* Start Provided information *
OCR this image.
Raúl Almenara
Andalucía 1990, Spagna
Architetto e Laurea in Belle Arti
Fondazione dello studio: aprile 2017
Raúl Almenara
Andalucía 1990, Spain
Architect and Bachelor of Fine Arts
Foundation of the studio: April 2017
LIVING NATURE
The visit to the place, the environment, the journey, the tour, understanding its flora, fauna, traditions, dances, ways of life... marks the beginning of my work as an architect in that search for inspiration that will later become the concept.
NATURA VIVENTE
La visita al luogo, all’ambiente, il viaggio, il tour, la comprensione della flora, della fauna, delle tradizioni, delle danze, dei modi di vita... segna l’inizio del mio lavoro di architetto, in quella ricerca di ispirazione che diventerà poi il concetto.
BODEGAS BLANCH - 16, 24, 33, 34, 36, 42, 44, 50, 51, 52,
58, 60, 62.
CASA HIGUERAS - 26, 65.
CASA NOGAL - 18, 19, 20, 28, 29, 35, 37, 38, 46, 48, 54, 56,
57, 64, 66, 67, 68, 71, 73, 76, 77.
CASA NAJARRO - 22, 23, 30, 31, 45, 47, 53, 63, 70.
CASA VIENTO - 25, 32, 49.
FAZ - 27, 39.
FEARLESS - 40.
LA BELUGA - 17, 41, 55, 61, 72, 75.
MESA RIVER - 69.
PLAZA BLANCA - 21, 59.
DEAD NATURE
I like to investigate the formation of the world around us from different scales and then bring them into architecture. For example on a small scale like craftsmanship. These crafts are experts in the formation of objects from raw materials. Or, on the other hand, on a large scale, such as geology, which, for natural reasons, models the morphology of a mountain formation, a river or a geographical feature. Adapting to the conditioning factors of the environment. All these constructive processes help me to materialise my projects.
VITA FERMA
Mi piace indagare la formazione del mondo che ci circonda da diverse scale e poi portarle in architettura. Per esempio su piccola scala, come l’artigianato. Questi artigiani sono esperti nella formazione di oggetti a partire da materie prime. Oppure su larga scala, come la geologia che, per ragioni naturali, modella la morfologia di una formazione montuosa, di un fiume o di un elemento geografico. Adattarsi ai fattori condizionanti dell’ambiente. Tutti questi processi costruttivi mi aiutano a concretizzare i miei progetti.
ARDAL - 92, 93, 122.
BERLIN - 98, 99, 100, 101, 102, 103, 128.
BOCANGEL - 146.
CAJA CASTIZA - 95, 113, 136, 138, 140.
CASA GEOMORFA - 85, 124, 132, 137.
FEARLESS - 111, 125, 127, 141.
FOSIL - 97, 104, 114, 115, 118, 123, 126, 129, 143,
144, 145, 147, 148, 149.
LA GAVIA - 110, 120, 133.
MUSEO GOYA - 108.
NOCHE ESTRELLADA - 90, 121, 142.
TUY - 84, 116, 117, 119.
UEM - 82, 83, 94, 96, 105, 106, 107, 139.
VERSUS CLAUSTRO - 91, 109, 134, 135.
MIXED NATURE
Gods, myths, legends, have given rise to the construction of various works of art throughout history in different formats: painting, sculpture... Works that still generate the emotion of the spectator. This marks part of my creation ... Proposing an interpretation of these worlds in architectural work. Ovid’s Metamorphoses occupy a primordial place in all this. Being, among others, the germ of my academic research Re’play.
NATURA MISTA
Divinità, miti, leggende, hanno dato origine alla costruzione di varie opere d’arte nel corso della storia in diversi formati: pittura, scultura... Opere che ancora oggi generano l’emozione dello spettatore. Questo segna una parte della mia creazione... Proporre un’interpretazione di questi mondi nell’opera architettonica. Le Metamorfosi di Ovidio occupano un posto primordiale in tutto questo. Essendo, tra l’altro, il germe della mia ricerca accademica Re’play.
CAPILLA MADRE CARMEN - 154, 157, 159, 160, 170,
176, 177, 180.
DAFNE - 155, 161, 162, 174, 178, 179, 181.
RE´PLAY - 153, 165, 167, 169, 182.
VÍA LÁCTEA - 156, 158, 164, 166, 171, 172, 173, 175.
* End Provided information *
- [What you should do]
Quote all the records. Keep every word exact.

- [Full output]
OCR this image.
Raúl Almenara
Andalucía 1990, Spagna
Architetto e Laurea in Belle Arti
Fondazione dello studio: aprile 2017
Raúl Almenara
Andalucía 1990, Spain
Architect and Bachelor of Fine Arts
Foundation of the studio: April 2017
LIVING NATURE
The visit to the place, the environment, the journey, the tour, understanding its flora, fauna, traditions, dances, ways of life... marks the beginning of my work as an architect in that search for inspiration that will later become the concept.
NATURA VIVENTE
La visita al luogo, all’ambiente, il viaggio, il tour, la comprensione della flora, della fauna, delle tradizioni, delle danze, dei modi di vita... segna l’inizio del mio lavoro di architetto, in quella ricerca di ispirazione che diventerà poi il concetto.
BODEGAS BLANCH - 16, 24, 33, 34, 36, 42, 44, 50, 51, 52,
58, 60, 62.
CASA HIGUERAS - 26, 65.
CASA NOGAL - 18, 19, 20, 28, 29, 35, 37, 38, 46, 48, 54, 56,
57, 64, 66, 67, 68, 71, 73, 76, 77.
CASA NAJARRO - 22, 23, 30, 31, 45, 47, 53, 63, 70.
CASA VIENTO - 25, 32, 49.
FAZ - 27, 39.
FEARLESS - 40.
LA BELUGA - 17, 41, 55, 61, 72, 75.
MESA RIVER - 69.
PLAZA BLANCA - 21, 59.
DEAD NATURE
I like to investigate the formation of the world around us from different scales and then bring them into architecture. For example on a small scale like craftsmanship. These crafts are experts in the formation of objects from raw materials. Or, on the other hand, on a large scale, such as geology, which, for natural reasons, models the morphology of a mountain formation, a river or a geographical feature. Adapting to the conditioning factors of the environment. All these constructive processes help me to materialise my projects.
VITA FERMA
Mi piace indagare la formazione del mondo che ci circonda da diverse scale e poi portarle in architettura. Per esempio su piccola scala, come l’artigianato. Questi artigiani sono esperti nella formazione di oggetti a partire da materie prime. Oppure su larga scala, come la geologia che, per ragioni naturali, modella la morfologia di una formazione montuosa, di un fiume o di un elemento geografico. Adattarsi ai fattori condizionanti dell’ambiente. Tutti questi processi costruttivi mi aiutano a concretizzare i miei progetti.
ARDAL - 92, 93, 122.
BERLIN - 98, 99, 100, 101, 102, 103, 128.
BOCANGEL - 146.
CAJA CASTIZA - 95, 113, 136, 138, 140.
CASA GEOMORFA - 85, 124, 132, 137.
FEARLESS - 111, 125, 127, 141.
FOSIL - 97, 104, 114, 115, 118, 123, 126, 129, 143,
144, 145, 147, 148, 149.
LA GAVIA - 110, 120, 133.
MUSEO GOYA - 108.
NOCHE ESTRELLADA - 90, 121, 142.
TUY - 84, 116, 117, 119.
UEM - 82, 83, 94, 96, 105, 106, 107, 139.
VERSUS CLAUSTRO - 91, 109, 134, 135.
MIXED NATURE
Gods, myths, legends, have given rise to the construction of various works of art throughout history in different formats: painting, sculpture... Works that still generate the emotion of the spectator. This marks part of my creation ... Proposing an interpretation of these worlds in architectural work. Ovid’s Metamorphoses occupy a primordial place in all this. Being, among others, the germ of my academic research Re’play.
NATURA MISTA
Divinità, miti, leggende, hanno dato origine alla costruzione di varie opere d’arte nel corso della storia in diversi formati: pittura, scultura... Opere che ancora oggi generano l’emozione dello spettatore. Questo segna una parte della mia creazione... Proporre un’interpretazione di questi mondi nell’opera architettonica. Le Metamorfosi di Ovidio occupano un posto primordiale in tutto questo. Essendo, tra l’altro, il germe della mia ricerca accademica Re’play.
CAPILLA MADRE CARMEN - 154, 157, 159, 160, 170,
176, 177, 180.
DAFNE - 155, 161, 162, 174, 178, 179, 181.
RE´PLAY - 153, 165, 167, 169, 182.
VÍA LÁCTEA - 156, 158, 164, 166, 171, 172, 173, 175.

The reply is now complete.